• [INSTRUCTION]:
All lines featuring the string "grid" are to be listed.

• [Records excerpted from a collection]:
▼
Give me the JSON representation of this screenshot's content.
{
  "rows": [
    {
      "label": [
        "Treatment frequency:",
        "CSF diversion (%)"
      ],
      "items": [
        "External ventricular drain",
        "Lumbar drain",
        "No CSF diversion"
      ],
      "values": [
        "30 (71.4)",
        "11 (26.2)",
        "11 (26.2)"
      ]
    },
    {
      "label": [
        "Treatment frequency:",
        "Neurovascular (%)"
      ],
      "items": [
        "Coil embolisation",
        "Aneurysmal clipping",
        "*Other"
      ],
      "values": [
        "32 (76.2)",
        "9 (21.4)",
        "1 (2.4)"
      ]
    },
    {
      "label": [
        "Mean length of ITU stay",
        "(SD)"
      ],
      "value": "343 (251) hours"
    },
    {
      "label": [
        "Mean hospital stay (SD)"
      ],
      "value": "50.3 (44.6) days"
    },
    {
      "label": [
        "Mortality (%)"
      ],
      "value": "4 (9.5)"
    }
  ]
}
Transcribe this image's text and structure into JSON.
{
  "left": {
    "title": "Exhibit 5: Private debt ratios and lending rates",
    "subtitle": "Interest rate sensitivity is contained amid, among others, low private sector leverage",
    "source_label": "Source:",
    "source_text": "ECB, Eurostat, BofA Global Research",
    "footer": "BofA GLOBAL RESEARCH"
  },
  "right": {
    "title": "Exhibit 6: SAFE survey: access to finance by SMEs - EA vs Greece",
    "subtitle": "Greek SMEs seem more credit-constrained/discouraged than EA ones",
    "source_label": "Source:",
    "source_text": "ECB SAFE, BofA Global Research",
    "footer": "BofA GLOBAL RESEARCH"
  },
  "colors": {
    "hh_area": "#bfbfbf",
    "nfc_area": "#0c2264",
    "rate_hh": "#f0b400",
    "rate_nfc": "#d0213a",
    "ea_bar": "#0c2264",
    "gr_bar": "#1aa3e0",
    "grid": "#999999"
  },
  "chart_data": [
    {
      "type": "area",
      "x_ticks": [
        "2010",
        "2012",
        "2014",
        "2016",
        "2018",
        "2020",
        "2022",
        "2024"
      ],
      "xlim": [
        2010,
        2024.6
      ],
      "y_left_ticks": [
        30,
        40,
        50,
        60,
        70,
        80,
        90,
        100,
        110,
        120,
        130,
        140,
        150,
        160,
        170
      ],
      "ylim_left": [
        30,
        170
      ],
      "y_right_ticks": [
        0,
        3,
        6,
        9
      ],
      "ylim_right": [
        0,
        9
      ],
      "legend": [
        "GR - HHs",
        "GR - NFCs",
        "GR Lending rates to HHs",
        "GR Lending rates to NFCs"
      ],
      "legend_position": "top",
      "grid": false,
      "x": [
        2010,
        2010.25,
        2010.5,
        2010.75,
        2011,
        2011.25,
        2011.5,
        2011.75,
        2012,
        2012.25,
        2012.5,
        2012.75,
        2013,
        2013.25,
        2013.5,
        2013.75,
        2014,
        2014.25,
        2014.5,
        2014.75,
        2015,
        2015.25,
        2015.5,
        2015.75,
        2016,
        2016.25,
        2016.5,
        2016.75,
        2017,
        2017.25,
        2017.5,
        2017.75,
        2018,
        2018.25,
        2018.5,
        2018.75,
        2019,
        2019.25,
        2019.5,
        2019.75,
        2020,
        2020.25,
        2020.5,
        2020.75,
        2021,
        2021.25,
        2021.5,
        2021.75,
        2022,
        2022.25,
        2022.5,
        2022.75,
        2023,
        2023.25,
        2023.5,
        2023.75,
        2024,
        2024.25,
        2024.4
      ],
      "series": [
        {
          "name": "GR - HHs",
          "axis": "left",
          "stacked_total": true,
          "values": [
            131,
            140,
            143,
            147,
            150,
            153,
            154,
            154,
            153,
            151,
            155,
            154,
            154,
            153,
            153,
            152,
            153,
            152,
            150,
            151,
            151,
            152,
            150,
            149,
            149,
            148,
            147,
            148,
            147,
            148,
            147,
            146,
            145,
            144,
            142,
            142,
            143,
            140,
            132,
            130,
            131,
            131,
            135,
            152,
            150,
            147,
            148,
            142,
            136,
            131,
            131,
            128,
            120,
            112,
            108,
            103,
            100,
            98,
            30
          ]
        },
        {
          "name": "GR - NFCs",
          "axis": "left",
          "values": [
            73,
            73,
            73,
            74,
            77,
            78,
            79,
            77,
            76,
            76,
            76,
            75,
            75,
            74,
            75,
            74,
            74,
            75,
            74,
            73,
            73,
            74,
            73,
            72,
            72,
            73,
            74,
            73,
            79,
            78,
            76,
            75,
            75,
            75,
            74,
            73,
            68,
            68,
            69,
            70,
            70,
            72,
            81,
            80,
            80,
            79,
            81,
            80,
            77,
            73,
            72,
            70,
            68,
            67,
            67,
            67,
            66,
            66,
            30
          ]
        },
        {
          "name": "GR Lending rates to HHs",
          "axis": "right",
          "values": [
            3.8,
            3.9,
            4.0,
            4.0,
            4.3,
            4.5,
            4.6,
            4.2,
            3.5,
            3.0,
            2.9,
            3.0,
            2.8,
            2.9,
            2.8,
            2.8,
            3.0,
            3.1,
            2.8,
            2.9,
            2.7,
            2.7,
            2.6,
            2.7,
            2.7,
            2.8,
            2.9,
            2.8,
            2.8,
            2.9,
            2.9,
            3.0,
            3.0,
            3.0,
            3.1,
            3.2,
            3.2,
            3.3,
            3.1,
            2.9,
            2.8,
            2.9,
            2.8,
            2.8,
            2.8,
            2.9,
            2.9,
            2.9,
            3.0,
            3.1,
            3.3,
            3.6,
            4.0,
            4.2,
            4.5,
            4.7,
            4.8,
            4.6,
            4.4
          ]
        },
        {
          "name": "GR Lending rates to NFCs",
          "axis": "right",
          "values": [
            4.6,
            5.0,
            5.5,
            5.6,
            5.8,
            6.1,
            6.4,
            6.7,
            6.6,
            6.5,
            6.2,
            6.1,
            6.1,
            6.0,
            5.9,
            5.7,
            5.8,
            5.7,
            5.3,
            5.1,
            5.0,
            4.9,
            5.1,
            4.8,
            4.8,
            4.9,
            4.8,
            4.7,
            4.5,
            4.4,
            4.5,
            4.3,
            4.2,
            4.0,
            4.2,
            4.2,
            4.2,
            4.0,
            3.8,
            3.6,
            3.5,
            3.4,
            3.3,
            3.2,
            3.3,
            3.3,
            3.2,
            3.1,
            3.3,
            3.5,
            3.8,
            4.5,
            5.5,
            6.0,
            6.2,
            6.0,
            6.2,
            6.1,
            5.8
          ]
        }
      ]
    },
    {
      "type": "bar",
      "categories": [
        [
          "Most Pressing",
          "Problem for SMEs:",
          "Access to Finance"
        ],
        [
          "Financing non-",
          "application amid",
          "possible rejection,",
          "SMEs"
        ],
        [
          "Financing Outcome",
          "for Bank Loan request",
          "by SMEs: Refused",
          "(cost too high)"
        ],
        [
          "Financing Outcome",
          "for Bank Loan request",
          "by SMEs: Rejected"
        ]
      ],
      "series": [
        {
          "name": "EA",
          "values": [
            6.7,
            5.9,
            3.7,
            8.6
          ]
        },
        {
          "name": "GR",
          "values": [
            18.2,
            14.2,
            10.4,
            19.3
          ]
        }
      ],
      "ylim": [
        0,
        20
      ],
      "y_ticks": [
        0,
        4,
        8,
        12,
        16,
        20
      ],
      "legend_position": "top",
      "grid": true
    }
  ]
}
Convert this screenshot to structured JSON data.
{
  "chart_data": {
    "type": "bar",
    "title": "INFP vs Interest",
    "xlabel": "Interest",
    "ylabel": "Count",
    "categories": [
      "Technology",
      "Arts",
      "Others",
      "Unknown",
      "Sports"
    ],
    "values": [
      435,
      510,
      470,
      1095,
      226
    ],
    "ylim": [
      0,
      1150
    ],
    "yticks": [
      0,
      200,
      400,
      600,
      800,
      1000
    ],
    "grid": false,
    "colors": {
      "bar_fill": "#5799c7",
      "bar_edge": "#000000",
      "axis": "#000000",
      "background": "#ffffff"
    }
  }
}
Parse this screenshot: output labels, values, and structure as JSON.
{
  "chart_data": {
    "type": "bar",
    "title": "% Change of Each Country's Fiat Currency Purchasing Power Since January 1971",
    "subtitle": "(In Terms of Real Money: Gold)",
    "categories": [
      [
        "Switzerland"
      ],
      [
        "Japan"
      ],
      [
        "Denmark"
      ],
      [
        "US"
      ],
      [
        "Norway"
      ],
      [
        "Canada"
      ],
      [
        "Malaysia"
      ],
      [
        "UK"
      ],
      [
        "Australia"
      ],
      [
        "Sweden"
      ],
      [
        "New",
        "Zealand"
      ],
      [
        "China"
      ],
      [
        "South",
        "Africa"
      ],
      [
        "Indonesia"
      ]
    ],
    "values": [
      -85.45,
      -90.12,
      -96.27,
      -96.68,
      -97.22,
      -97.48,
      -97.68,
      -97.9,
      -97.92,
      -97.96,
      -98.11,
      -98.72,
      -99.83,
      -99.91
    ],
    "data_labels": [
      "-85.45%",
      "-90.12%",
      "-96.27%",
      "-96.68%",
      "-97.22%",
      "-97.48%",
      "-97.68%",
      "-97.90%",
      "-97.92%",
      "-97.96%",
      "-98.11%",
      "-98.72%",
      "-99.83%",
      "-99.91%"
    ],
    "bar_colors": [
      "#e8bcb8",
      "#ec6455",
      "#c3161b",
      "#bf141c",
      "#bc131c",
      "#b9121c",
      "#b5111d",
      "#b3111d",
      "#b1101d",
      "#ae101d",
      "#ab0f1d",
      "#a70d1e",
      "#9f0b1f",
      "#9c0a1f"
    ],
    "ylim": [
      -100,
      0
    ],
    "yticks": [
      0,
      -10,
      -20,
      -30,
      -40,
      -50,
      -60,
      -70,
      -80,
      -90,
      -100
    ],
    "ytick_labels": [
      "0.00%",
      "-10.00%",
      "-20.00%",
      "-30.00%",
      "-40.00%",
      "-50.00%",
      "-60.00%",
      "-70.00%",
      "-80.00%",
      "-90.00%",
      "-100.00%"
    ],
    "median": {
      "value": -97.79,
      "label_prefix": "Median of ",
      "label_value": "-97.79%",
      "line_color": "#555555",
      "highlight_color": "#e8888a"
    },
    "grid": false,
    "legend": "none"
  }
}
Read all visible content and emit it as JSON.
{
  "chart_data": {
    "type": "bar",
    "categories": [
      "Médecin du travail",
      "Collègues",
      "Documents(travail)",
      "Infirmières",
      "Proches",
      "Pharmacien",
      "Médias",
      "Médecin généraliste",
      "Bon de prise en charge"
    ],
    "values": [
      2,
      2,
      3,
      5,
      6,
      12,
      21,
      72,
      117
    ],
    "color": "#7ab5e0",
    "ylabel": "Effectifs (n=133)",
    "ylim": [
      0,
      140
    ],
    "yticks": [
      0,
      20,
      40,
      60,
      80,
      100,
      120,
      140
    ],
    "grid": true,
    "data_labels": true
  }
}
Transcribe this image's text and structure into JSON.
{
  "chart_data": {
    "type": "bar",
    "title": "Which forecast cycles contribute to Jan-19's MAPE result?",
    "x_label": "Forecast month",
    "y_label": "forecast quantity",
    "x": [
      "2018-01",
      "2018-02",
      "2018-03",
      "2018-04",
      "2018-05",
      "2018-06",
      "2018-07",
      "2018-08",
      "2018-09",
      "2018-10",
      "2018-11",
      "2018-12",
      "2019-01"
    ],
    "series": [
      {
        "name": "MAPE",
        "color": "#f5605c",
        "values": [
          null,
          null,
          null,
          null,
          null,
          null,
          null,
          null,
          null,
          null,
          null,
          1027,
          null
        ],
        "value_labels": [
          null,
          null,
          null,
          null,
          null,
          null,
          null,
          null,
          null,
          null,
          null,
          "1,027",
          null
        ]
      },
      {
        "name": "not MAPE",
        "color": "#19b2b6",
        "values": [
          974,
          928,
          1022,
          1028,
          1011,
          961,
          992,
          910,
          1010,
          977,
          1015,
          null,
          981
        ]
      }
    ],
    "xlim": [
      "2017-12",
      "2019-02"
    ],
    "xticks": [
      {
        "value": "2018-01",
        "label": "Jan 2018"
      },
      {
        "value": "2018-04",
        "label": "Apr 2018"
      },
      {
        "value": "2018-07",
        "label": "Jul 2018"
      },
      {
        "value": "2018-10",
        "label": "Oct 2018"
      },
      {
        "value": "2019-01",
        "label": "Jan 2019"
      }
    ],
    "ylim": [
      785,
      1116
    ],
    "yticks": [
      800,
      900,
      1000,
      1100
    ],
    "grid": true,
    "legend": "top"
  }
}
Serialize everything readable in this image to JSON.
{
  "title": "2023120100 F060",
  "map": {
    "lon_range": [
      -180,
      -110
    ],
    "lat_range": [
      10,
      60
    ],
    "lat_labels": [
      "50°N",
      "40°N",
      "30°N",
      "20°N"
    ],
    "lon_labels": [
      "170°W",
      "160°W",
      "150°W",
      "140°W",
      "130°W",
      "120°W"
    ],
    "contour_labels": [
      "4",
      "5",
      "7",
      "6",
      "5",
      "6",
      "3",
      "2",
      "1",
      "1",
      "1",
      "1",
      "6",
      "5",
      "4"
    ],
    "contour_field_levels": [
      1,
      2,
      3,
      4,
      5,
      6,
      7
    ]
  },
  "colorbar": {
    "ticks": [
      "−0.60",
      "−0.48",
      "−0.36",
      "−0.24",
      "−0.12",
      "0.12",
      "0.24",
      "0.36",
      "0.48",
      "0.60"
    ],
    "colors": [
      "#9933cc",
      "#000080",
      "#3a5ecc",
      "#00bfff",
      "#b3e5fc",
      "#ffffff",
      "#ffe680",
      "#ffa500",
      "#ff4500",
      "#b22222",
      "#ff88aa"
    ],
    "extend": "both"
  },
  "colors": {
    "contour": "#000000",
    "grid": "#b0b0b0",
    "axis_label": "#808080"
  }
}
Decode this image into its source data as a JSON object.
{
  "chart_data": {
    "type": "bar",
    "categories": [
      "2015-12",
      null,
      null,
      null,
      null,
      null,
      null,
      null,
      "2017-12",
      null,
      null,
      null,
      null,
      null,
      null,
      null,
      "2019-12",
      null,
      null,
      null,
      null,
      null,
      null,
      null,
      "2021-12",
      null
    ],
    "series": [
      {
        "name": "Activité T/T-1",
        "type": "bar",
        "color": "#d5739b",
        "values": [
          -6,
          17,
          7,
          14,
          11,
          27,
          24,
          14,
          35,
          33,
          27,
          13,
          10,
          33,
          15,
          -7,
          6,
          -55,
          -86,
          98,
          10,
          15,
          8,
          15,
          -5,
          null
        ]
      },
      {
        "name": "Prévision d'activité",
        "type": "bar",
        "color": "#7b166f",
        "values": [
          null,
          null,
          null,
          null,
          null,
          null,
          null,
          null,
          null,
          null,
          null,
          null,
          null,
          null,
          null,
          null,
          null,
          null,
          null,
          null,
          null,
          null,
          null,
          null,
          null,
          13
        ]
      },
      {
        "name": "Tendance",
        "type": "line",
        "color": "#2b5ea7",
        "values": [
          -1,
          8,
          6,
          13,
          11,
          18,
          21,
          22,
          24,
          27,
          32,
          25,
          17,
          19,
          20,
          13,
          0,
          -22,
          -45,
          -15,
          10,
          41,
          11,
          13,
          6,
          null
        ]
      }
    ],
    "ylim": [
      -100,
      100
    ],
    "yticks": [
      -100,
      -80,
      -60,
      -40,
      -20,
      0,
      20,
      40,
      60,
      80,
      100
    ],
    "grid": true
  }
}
▲
• [FINAL RESULT]:
    "grid": "#999999"
      "grid": false,
      "grid": true
    "grid": false,
    "grid": false,
    "grid": true,
    "grid": true,
    "grid": "#b0b0b0",
    "grid": true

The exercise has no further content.